[START]

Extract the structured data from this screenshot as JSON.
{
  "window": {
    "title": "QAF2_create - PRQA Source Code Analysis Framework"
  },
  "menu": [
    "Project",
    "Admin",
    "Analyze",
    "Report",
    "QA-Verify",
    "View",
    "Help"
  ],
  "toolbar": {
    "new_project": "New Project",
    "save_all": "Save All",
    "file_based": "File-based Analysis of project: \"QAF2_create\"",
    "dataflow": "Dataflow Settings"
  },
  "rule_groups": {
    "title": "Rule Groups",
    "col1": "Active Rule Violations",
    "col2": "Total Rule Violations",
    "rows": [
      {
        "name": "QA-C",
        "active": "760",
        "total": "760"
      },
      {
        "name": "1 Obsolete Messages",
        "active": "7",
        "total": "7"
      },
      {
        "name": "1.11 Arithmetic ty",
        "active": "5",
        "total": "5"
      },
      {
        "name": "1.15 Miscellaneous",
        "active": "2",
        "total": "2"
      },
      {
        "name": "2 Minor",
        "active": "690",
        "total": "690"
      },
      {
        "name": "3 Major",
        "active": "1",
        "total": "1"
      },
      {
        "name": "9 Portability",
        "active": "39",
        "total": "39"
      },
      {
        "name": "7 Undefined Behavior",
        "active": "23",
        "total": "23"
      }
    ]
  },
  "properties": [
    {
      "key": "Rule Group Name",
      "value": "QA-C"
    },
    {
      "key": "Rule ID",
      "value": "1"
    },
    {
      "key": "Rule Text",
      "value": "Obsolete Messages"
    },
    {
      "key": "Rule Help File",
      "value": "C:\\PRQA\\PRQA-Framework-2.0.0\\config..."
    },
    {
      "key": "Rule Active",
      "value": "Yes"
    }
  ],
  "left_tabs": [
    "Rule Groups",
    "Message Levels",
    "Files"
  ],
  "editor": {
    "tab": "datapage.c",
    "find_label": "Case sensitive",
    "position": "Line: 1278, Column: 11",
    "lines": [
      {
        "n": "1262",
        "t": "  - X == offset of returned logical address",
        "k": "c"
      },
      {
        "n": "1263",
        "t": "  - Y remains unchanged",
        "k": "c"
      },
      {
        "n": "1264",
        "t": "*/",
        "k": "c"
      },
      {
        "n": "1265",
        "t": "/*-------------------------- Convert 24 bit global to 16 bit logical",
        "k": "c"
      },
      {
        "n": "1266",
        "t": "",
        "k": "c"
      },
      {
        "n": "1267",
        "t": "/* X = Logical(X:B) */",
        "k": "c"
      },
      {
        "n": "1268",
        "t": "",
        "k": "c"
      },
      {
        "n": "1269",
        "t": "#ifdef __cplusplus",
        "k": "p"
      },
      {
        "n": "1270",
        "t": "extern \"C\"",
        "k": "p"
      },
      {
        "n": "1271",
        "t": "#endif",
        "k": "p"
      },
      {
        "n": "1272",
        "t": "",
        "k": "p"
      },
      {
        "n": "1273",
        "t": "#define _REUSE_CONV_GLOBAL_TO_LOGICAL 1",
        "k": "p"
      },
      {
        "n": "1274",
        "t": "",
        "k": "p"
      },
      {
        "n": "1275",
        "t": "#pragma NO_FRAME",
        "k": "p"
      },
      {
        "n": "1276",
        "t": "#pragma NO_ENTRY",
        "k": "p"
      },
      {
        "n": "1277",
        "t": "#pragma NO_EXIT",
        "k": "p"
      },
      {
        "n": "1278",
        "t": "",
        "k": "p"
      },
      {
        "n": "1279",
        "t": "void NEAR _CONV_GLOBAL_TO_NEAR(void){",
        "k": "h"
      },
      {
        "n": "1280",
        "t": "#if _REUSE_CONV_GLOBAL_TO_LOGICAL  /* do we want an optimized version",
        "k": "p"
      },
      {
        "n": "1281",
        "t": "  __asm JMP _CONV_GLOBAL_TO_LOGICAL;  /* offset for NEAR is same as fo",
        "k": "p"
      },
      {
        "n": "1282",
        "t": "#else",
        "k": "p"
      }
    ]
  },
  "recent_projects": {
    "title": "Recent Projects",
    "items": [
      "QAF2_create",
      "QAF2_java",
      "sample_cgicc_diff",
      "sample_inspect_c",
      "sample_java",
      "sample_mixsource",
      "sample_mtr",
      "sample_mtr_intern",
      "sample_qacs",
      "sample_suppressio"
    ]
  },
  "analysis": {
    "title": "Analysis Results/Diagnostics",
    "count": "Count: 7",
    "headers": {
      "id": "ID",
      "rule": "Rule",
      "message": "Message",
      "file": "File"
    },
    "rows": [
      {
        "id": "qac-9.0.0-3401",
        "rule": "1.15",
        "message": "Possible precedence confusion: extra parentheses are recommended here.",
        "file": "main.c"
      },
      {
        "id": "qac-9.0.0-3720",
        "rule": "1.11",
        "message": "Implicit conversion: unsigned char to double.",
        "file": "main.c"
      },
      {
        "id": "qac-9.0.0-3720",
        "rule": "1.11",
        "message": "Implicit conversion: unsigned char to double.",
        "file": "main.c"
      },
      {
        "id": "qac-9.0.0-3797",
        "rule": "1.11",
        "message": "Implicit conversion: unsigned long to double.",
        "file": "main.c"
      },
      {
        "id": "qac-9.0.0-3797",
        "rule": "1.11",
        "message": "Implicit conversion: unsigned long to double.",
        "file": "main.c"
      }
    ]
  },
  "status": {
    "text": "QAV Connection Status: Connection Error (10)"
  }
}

[END]

Each line above is to be repeated exactly.

Extract the structured data from this screenshot as JSON.
{
  "window": {
    "title": "QAF2_create - PRQA Source Code Analysis Framework"
  },
  "menu": [
    "Project",
    "Admin",
    "Analyze",
    "Report",
    "QA-Verify",
    "View",
    "Help"
  ],
  "toolbar": {
    "new_project": "New Project",
    "save_all": "Save All",
    "file_based": "File-based Analysis of project: \"QAF2_create\"",
    "dataflow": "Dataflow Settings"
  },
  "rule_groups": {
    "title": "Rule Groups",
    "col1": "Active Rule Violations",
    "col2": "Total Rule Violations",
    "rows": [
      {
        "name": "QA-C",
        "active": "760",
        "total": "760"
      },
      {
        "name": "1 Obsolete Messages",
        "active": "7",
        "total": "7"
      },
      {
        "name": "1.11 Arithmetic ty",
        "active": "5",
        "total": "5"
      },
      {
        "name": "1.15 Miscellaneous",
        "active": "2",
        "total": "2"
      },
      {
        "name": "2 Minor",
        "active": "690",
        "total": "690"
      },
      {
        "name": "3 Major",
        "active": "1",
        "total": "1"
      },
      {
        "name": "9 Portability",
        "active": "39",
        "total": "39"
      },
      {
        "name": "7 Undefined Behavior",
        "active": "23",
        "total": "23"
      }
    ]
  },
  "properties": [
    {
      "key": "Rule Group Name",
      "value": "QA-C"
    },
    {
      "key": "Rule ID",
      "value": "1"
    },
    {
      "key": "Rule Text",
      "value": "Obsolete Messages"
    },
    {
      "key": "Rule Help File",
      "value": "C:\\PRQA\\PRQA-Framework-2.0.0\\config..."
    },
    {
      "key": "Rule Active",
      "value": "Yes"
    }
  ],
  "left_tabs": [
    "Rule Groups",
    "Message Levels",
    "Files"
  ],
  "editor": {
    "tab": "datapage.c",
    "find_label": "Case sensitive",
    "position": "Line: 1278, Column: 11",
    "lines": [
      {
        "n": "1262",
        "t": "  - X == offset of returned logical address",
        "k": "c"
      },
      {
        "n": "1263",
        "t": "  - Y remains unchanged",
        "k": "c"
      },
      {
        "n": "1264",
        "t": "*/",
        "k": "c"
      },
      {
        "n": "1265",
        "t": "/*-------------------------- Convert 24 bit global to 16 bit logical",
        "k": "c"
      },
      {
        "n": "1266",
        "t": "",
        "k": "c"
      },
      {
        "n": "1267",
        "t": "/* X = Logical(X:B) */",
        "k": "c"
      },
      {
        "n": "1268",
        "t": "",
        "k": "c"
      },
      {
        "n": "1269",
        "t": "#ifdef __cplusplus",
        "k": "p"
      },
      {
        "n": "1270",
        "t": "extern \"C\"",
        "k": "p"
      },
      {
        "n": "1271",
        "t": "#endif",
        "k": "p"
      },
      {
        "n": "1272",
        "t": "",
        "k": "p"
      },
      {
        "n": "1273",
        "t": "#define _REUSE_CONV_GLOBAL_TO_LOGICAL 1",
        "k": "p"
      },
      {
        "n": "1274",
        "t": "",
        "k": "p"
      },
      {
        "n": "1275",
        "t": "#pragma NO_FRAME",
        "k": "p"
      },
      {
        "n": "1276",
        "t": "#pragma NO_ENTRY",
        "k": "p"
      },
      {
        "n": "1277",
        "t": "#pragma NO_EXIT",
        "k": "p"
      },
      {
        "n": "1278",
        "t": "",
        "k": "p"
      },
      {
        "n": "1279",
        "t": "void NEAR _CONV_GLOBAL_TO_NEAR(void){",
        "k": "h"
      },
      {
        "n": "1280",
        "t": "#if _REUSE_CONV_GLOBAL_TO_LOGICAL  /* do we want an optimized version",
        "k": "p"
      },
      {
        "n": "1281",
        "t": "  __asm JMP _CONV_GLOBAL_TO_LOGICAL;  /* offset for NEAR is same as fo",
        "k": "p"
      },
      {
        "n": "1282",
        "t": "#else",
        "k": "p"
      }
    ]
  },
  "recent_projects": {
    "title": "Recent Projects",
    "items": [
      "QAF2_create",
      "QAF2_java",
      "sample_cgicc_diff",
      "sample_inspect_c",
      "sample_java",
      "sample_mixsource",
      "sample_mtr",
      "sample_mtr_intern",
      "sample_qacs",
      "sample_suppressio"
    ]
  },
  "analysis": {
    "title": "Analysis Results/Diagnostics",
    "count": "Count: 7",
    "headers": {
      "id": "ID",
      "rule": "Rule",
      "message": "Message",
      "file": "File"
    },
    "rows": [
      {
        "id": "qac-9.0.0-3401",
        "rule": "1.15",
        "message": "Possible precedence confusion: extra parentheses are recommended here.",
        "file": "main.c"
      },
      {
        "id": "qac-9.0.0-3720",
        "rule": "1.11",
        "message": "Implicit conversion: unsigned char to double.",
        "file": "main.c"
      },
      {
        "id": "qac-9.0.0-3720",
        "rule": "1.11",
        "message": "Implicit conversion: unsigned char to double.",
        "file": "main.c"
      },
      {
        "id": "qac-9.0.0-3797",
        "rule": "1.11",
        "message": "Implicit conversion: unsigned long to double.",
        "file": "main.c"
      },
      {
        "id": "qac-9.0.0-3797",
        "rule": "1.11",
        "message": "Implicit conversion: unsigned long to double.",
        "file": "main.c"
      }
    ]
  },
  "status": {
    "text": "QAV Connection Status: Connection Error (10)"
  }
}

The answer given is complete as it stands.